Material provided
=-=-=
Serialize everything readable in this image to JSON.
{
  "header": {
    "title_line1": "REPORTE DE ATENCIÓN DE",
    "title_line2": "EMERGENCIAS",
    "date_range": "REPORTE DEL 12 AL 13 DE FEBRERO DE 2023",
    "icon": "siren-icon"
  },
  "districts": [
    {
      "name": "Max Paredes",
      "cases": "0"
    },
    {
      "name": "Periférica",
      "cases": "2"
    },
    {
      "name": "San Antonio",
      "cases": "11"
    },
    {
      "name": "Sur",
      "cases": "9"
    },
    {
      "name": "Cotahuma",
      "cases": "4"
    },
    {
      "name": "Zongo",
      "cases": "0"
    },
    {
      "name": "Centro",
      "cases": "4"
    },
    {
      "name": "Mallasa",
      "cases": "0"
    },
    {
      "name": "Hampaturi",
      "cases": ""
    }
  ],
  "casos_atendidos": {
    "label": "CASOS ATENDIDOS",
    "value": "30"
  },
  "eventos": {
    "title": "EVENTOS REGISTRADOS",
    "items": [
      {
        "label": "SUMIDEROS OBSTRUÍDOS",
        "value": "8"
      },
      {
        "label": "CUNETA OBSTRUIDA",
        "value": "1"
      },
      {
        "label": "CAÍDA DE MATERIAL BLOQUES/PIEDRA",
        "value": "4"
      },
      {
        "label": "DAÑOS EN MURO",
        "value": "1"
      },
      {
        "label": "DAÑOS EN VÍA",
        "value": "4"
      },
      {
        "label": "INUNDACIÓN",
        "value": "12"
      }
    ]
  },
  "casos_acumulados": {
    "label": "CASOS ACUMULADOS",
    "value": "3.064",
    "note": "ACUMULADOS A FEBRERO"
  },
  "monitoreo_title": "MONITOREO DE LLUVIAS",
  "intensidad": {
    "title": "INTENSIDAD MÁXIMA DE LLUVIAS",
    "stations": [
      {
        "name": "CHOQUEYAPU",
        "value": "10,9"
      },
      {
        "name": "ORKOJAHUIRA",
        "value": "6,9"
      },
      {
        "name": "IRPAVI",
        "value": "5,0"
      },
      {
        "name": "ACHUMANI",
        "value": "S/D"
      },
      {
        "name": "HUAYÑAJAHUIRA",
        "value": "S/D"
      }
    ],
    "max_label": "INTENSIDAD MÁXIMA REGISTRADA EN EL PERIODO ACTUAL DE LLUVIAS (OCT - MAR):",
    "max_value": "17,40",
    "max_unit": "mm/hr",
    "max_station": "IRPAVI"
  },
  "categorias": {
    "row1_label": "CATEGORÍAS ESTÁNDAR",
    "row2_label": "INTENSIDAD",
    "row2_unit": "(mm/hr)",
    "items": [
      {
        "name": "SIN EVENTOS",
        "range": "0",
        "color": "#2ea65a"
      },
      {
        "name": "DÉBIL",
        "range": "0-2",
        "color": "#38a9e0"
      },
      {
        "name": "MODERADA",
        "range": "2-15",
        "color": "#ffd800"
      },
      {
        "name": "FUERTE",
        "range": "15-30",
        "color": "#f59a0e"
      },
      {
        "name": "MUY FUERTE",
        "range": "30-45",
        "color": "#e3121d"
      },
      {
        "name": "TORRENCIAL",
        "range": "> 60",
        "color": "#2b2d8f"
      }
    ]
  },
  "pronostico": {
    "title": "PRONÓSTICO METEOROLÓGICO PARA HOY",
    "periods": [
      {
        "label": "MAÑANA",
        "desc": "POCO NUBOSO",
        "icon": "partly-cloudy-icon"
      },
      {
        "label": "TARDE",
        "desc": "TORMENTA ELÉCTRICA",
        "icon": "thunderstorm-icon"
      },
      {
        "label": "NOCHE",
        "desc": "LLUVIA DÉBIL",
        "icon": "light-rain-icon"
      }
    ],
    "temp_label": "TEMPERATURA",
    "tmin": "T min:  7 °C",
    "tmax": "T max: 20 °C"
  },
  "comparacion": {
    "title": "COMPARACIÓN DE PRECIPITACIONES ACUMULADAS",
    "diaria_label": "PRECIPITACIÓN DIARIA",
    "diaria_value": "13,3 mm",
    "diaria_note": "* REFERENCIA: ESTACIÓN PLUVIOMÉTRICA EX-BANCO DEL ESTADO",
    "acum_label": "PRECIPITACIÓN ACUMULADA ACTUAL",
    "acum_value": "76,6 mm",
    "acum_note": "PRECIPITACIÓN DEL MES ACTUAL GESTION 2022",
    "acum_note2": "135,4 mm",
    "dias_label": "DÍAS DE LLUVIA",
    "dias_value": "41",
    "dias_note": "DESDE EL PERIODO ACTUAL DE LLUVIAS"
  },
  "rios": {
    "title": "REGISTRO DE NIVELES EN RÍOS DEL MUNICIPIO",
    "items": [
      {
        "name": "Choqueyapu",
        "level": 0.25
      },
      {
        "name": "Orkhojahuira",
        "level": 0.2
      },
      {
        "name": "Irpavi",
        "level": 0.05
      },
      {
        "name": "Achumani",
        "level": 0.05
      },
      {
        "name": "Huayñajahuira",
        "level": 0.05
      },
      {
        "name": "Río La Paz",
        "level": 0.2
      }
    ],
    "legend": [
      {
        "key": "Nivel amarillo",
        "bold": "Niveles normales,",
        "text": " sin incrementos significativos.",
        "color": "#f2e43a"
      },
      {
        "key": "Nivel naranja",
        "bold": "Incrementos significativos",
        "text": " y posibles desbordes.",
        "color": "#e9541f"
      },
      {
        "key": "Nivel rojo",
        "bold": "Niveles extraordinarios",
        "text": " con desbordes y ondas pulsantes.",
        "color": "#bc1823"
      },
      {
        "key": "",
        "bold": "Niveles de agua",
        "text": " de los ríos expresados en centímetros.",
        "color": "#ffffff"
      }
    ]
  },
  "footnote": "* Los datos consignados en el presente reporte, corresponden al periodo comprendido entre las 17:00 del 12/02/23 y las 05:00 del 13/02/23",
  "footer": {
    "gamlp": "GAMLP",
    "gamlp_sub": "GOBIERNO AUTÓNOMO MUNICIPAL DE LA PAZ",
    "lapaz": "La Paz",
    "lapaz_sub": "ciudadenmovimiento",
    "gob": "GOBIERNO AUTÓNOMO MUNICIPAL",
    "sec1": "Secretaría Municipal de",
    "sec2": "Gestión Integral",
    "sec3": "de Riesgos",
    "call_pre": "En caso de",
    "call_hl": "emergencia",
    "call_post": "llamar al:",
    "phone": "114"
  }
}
=-=-=
What is required
Reply with one number only: how many lines of the listing hold "significativos"?

Solution below
2